_Given information:_
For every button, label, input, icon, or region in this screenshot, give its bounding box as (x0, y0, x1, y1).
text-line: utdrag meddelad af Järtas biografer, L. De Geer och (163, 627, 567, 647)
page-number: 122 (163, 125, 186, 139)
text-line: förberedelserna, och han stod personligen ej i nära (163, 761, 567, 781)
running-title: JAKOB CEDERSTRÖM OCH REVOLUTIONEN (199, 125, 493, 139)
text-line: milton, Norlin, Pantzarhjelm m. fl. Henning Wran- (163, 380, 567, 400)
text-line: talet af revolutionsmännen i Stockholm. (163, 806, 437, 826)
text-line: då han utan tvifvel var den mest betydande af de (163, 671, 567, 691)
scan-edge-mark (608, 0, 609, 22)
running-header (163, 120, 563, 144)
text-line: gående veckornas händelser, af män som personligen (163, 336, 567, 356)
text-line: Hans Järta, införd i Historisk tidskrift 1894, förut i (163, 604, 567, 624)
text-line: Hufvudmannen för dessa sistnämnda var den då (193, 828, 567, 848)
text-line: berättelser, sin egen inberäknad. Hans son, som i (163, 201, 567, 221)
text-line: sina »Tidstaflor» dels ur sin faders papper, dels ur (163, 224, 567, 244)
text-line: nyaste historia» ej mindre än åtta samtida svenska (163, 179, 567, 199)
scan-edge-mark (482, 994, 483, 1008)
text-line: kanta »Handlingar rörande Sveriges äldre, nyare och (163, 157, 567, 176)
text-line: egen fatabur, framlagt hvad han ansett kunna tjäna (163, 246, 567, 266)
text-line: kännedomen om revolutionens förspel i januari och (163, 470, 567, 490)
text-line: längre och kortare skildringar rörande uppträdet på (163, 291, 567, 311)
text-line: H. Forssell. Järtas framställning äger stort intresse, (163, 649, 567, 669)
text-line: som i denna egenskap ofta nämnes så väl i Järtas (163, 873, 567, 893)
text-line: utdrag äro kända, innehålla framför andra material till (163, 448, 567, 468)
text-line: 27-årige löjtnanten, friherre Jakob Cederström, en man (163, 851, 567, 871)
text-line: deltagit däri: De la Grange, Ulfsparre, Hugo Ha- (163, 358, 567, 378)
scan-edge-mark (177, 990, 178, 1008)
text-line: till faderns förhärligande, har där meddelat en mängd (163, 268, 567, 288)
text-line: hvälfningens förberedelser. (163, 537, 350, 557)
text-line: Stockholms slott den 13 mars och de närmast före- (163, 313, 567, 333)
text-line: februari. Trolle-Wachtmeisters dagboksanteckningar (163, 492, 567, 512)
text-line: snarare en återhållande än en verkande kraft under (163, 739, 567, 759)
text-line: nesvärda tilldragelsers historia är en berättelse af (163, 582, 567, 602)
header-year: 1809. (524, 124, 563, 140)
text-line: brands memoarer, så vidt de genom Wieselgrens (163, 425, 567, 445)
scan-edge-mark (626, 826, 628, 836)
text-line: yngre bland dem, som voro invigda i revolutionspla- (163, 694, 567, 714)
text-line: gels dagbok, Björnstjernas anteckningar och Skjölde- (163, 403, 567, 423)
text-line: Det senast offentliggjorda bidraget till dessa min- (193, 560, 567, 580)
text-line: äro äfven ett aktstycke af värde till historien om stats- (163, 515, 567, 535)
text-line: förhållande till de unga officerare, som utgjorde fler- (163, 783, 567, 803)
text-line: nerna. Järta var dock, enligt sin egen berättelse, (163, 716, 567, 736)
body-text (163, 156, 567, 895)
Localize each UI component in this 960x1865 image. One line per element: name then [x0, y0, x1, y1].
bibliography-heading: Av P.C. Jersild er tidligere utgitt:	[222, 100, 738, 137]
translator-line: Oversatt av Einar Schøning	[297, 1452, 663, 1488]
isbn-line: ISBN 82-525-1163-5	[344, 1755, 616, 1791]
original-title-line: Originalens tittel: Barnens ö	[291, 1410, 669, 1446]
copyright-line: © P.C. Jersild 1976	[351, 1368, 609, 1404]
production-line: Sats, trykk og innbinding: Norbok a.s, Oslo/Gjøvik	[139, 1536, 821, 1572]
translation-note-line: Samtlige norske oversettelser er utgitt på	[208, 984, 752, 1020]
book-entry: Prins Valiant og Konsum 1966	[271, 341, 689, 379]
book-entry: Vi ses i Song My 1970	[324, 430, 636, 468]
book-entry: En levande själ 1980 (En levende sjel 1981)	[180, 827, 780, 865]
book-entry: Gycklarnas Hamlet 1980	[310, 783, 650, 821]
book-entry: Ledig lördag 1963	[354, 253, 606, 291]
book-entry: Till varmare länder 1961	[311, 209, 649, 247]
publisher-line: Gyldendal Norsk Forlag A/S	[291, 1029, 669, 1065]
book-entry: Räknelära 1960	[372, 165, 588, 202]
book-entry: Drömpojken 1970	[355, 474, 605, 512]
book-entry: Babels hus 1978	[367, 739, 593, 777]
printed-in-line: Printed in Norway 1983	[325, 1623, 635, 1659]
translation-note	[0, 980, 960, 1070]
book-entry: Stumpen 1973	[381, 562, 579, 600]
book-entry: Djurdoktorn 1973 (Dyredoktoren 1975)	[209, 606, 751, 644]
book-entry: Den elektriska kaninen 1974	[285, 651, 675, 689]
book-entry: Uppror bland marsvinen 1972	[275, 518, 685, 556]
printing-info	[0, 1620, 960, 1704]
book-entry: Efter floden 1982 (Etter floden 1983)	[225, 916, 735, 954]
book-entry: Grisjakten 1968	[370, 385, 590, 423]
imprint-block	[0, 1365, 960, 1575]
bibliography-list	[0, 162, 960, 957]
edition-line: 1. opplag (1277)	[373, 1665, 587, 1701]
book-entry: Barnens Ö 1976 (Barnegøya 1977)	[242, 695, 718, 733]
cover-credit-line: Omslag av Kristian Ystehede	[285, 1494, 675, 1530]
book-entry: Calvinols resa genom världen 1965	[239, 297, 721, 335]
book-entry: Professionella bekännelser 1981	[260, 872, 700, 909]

_Work request:_
Please reproduce the material in its entirety, exactly as it stands.

_Result:_
For every button, label, input, icon, or region in this screenshot, give its bounding box as (x0, y0, x1, y1).
text-line: utdrag meddelad af Järtas biografer, L. De Geer och (163, 627, 567, 647)
page-number: 122 (163, 125, 186, 139)
text-line: förberedelserna, och han stod personligen ej i nära (163, 761, 567, 781)
running-title: JAKOB CEDERSTRÖM OCH REVOLUTIONEN (199, 125, 493, 139)
text-line: milton, Norlin, Pantzarhjelm m. fl. Henning Wran- (163, 380, 567, 400)
text-line: talet af revolutionsmännen i Stockholm. (163, 806, 437, 826)
text-line: då han utan tvifvel var den mest betydande af de (163, 671, 567, 691)
scan-edge-mark (608, 0, 609, 22)
running-header (163, 120, 563, 144)
text-line: gående veckornas händelser, af män som personligen (163, 336, 567, 356)
text-line: Hans Järta, införd i Historisk tidskrift 1894, förut i (163, 604, 567, 624)
text-line: Hufvudmannen för dessa sistnämnda var den då (193, 828, 567, 848)
text-line: berättelser, sin egen inberäknad. Hans son, som i (163, 201, 567, 221)
text-line: sina »Tidstaflor» dels ur sin faders papper, dels ur (163, 224, 567, 244)
text-line: nyaste historia» ej mindre än åtta samtida svenska (163, 179, 567, 199)
scan-edge-mark (482, 994, 483, 1008)
text-line: kanta »Handlingar rörande Sveriges äldre, nyare och (163, 157, 567, 176)
text-line: egen fatabur, framlagt hvad han ansett kunna tjäna (163, 246, 567, 266)
text-line: kännedomen om revolutionens förspel i januari och (163, 470, 567, 490)
text-line: längre och kortare skildringar rörande uppträdet på (163, 291, 567, 311)
text-line: H. Forssell. Järtas framställning äger stort intresse, (163, 649, 567, 669)
text-line: som i denna egenskap ofta nämnes så väl i Järtas (163, 873, 567, 893)
text-line: utdrag äro kända, innehålla framför andra material till (163, 448, 567, 468)
text-line: 27-årige löjtnanten, friherre Jakob Cederström, en man (163, 851, 567, 871)
text-line: deltagit däri: De la Grange, Ulfsparre, Hugo Ha- (163, 358, 567, 378)
scan-edge-mark (177, 990, 178, 1008)
text-line: till faderns förhärligande, har där meddelat en mängd (163, 268, 567, 288)
text-line: hvälfningens förberedelser. (163, 537, 350, 557)
text-line: Stockholms slott den 13 mars och de närmast före- (163, 313, 567, 333)
text-line: februari. Trolle-Wachtmeisters dagboksanteckningar (163, 492, 567, 512)
text-line: snarare en återhållande än en verkande kraft under (163, 739, 567, 759)
text-line: nesvärda tilldragelsers historia är en berättelse af (163, 582, 567, 602)
header-year: 1809. (524, 124, 563, 140)
text-line: brands memoarer, så vidt de genom Wieselgrens (163, 425, 567, 445)
scan-edge-mark (626, 826, 628, 836)
text-line: yngre bland dem, som voro invigda i revolutionspla- (163, 694, 567, 714)
text-line: gels dagbok, Björnstjernas anteckningar och Skjölde- (163, 403, 567, 423)
text-line: Det senast offentliggjorda bidraget till dessa min- (193, 560, 567, 580)
text-line: äro äfven ett aktstycke af värde till historien om stats- (163, 515, 567, 535)
text-line: förhållande till de unga officerare, som utgjorde fler- (163, 783, 567, 803)
text-line: nerna. Järta var dock, enligt sin egen berättelse, (163, 716, 567, 736)
body-text (163, 156, 567, 895)
Localize each UI component in this 960x1865 image. One line per element: name then [x0, y0, x1, y1].
bibliography-heading: Av P.C. Jersild er tidligere utgitt:	[222, 100, 738, 137]
translator-line: Oversatt av Einar Schøning	[297, 1452, 663, 1488]
isbn-line: ISBN 82-525-1163-5	[344, 1755, 616, 1791]
original-title-line: Originalens tittel: Barnens ö	[291, 1410, 669, 1446]
copyright-line: © P.C. Jersild 1976	[351, 1368, 609, 1404]
production-line: Sats, trykk og innbinding: Norbok a.s, Oslo/Gjøvik	[139, 1536, 821, 1572]
translation-note-line: Samtlige norske oversettelser er utgitt på	[208, 984, 752, 1020]
book-entry: Prins Valiant og Konsum 1966	[271, 341, 689, 379]
book-entry: Vi ses i Song My 1970	[324, 430, 636, 468]
book-entry: En levande själ 1980 (En levende sjel 1981)	[180, 827, 780, 865]
book-entry: Gycklarnas Hamlet 1980	[310, 783, 650, 821]
book-entry: Ledig lördag 1963	[354, 253, 606, 291]
book-entry: Till varmare länder 1961	[311, 209, 649, 247]
publisher-line: Gyldendal Norsk Forlag A/S	[291, 1029, 669, 1065]
book-entry: Räknelära 1960	[372, 165, 588, 202]
book-entry: Drömpojken 1970	[355, 474, 605, 512]
book-entry: Babels hus 1978	[367, 739, 593, 777]
printed-in-line: Printed in Norway 1983	[325, 1623, 635, 1659]
translation-note	[0, 980, 960, 1070]
book-entry: Stumpen 1973	[381, 562, 579, 600]
book-entry: Djurdoktorn 1973 (Dyredoktoren 1975)	[209, 606, 751, 644]
book-entry: Den elektriska kaninen 1974	[285, 651, 675, 689]
book-entry: Uppror bland marsvinen 1972	[275, 518, 685, 556]
printing-info	[0, 1620, 960, 1704]
book-entry: Efter floden 1982 (Etter floden 1983)	[225, 916, 735, 954]
book-entry: Grisjakten 1968	[370, 385, 590, 423]
imprint-block	[0, 1365, 960, 1575]
bibliography-list	[0, 162, 960, 957]
edition-line: 1. opplag (1277)	[373, 1665, 587, 1701]
book-entry: Barnens Ö 1976 (Barnegøya 1977)	[242, 695, 718, 733]
cover-credit-line: Omslag av Kristian Ystehede	[285, 1494, 675, 1530]
book-entry: Calvinols resa genom världen 1965	[239, 297, 721, 335]
book-entry: Professionella bekännelser 1981	[260, 872, 700, 909]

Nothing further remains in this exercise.